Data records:
..........

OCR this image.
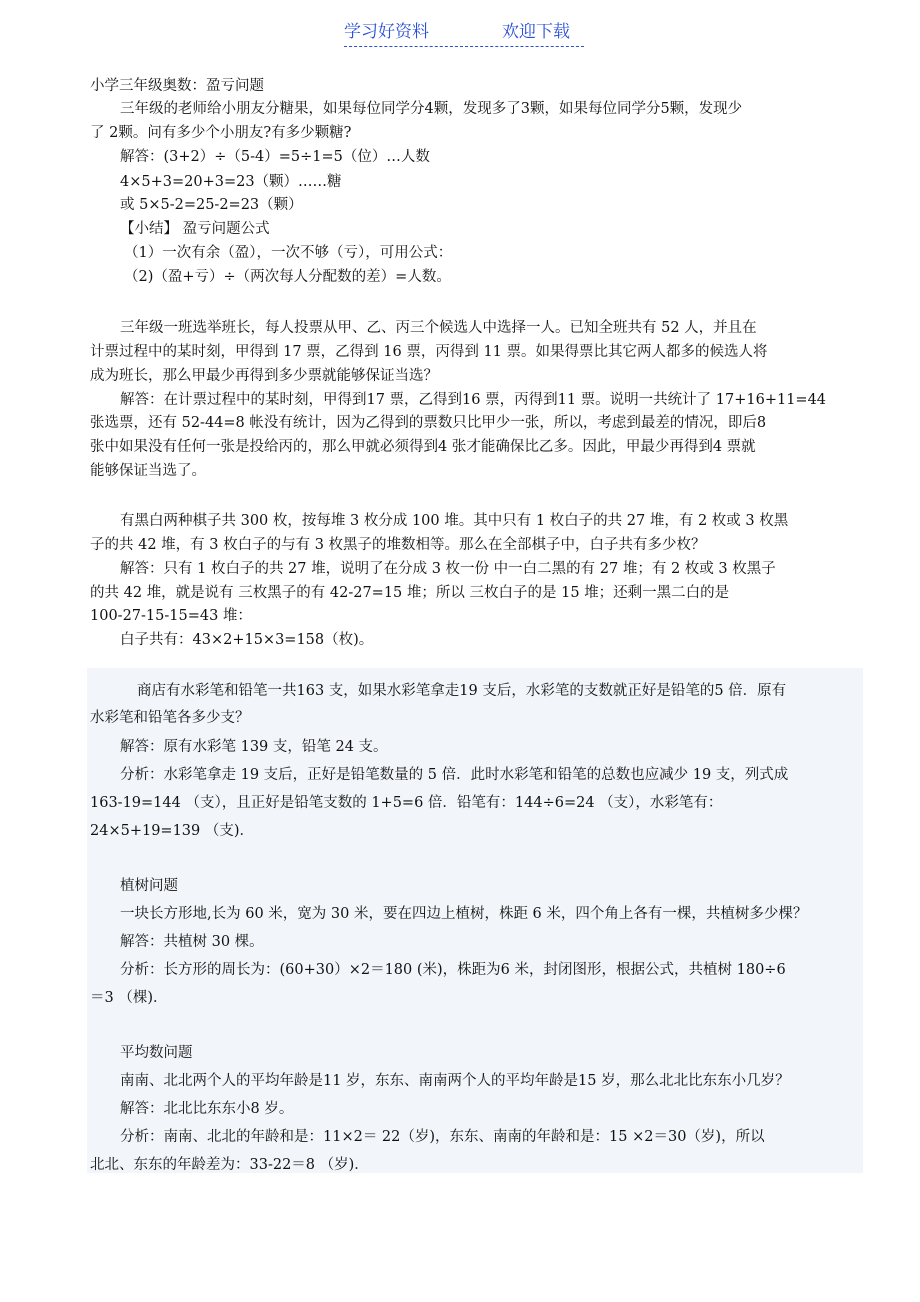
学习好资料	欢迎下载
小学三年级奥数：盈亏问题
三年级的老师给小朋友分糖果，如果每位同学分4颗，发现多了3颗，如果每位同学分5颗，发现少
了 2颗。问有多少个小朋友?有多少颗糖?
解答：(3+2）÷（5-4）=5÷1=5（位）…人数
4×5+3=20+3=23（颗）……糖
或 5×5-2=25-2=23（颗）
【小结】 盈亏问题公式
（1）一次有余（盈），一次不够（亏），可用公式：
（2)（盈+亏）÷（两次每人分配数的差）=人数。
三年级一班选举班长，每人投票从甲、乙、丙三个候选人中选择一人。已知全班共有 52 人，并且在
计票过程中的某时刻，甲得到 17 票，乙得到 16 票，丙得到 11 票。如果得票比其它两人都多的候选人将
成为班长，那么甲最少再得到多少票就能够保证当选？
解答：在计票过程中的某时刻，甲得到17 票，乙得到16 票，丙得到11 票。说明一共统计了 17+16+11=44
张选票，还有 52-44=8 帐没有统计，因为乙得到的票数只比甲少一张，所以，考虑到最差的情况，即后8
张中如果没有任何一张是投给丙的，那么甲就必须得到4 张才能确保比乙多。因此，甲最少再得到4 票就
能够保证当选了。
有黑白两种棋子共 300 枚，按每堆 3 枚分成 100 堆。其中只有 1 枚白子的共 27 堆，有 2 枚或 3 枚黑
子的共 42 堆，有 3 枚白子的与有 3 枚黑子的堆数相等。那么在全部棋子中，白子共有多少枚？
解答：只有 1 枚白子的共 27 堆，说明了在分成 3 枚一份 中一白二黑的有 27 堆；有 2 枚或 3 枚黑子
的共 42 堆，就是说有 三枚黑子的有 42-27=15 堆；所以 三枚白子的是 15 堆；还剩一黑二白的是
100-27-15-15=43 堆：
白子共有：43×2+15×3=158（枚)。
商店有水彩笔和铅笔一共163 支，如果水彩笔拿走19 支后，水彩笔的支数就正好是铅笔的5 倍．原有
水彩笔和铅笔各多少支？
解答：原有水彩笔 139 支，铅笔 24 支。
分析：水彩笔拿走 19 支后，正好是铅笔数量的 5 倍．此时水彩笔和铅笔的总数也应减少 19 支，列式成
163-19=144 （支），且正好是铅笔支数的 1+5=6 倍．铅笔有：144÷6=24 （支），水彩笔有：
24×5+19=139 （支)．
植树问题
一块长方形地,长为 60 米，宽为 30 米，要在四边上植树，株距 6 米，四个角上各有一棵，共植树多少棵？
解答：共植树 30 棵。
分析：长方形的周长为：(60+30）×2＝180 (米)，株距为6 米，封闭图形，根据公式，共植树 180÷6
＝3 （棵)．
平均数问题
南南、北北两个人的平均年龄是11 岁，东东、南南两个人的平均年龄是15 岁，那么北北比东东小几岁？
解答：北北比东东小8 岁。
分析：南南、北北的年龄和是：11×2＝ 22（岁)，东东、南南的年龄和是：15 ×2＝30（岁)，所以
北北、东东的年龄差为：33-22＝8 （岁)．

..........

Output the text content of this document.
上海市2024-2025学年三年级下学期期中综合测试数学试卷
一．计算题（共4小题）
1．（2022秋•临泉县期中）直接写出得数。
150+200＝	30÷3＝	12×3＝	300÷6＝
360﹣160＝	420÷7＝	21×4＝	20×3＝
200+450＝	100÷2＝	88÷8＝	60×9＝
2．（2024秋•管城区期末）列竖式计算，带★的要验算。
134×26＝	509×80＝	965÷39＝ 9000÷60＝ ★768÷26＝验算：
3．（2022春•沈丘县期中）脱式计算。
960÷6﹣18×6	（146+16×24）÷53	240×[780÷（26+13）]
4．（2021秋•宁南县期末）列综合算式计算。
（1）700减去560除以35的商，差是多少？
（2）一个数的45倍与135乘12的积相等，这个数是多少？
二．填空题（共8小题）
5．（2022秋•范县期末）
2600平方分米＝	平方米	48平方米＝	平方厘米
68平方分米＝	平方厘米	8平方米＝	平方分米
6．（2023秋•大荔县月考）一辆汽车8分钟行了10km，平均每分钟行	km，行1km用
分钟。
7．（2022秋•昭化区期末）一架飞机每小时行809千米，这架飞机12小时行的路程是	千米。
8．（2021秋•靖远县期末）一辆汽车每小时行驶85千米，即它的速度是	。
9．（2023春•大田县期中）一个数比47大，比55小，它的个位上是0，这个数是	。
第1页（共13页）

..........

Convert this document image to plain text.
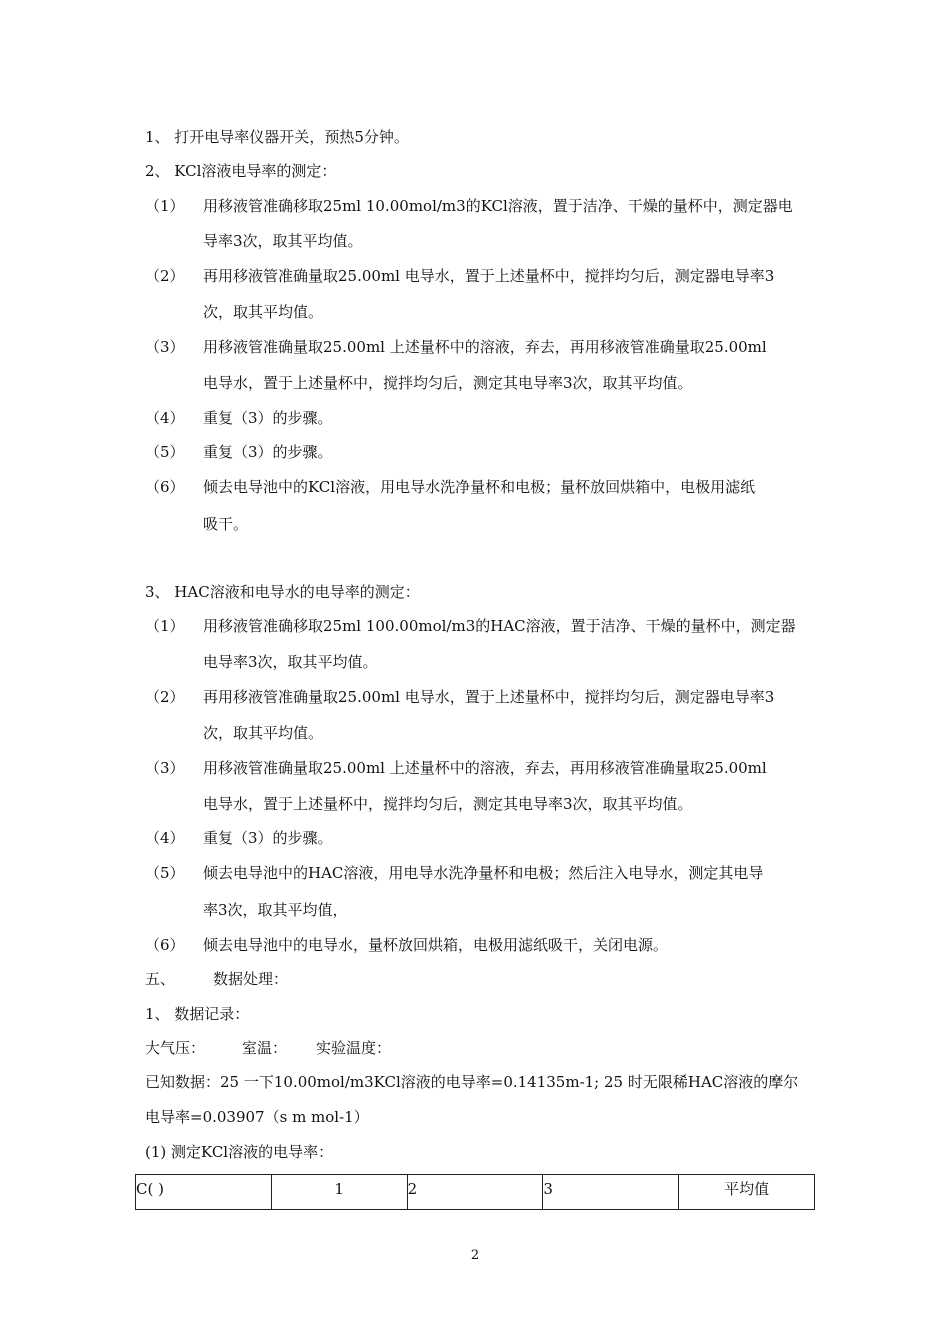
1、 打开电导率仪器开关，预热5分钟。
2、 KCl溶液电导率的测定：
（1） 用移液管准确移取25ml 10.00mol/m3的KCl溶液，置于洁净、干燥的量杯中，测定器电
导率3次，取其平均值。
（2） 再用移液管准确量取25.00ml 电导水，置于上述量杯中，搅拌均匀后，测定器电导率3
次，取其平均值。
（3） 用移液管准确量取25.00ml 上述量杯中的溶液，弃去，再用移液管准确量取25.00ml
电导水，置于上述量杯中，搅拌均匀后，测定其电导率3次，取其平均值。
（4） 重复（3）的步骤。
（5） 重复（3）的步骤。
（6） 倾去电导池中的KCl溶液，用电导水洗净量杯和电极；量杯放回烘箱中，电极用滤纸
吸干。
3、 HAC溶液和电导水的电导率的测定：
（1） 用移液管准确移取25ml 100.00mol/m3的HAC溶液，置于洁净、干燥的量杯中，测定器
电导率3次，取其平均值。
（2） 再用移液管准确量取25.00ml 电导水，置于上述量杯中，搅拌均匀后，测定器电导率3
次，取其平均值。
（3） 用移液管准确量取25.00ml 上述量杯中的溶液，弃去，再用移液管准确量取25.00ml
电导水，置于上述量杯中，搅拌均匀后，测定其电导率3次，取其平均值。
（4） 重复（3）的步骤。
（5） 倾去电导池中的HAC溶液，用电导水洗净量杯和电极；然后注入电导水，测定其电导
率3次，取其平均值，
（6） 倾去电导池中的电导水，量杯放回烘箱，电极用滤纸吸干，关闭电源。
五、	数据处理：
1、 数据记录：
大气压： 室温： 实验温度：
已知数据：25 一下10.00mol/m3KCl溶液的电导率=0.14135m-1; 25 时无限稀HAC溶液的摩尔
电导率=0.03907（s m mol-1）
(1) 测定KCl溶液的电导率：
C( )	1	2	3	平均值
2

..........

Task to complete:
In the records above, find each line holding "枚白子的共" and copy it.

Output for this task:
有黑白两种棋子共 300 枚，按每堆 3 枚分成 100 堆。其中只有 1 枚白子的共 27 堆，有 2 枚或 3 枚黑
解答：只有 1 枚白子的共 27 堆，说明了在分成 3 枚一份 中一白二黑的有 27 堆；有 2 枚或 3 枚黑子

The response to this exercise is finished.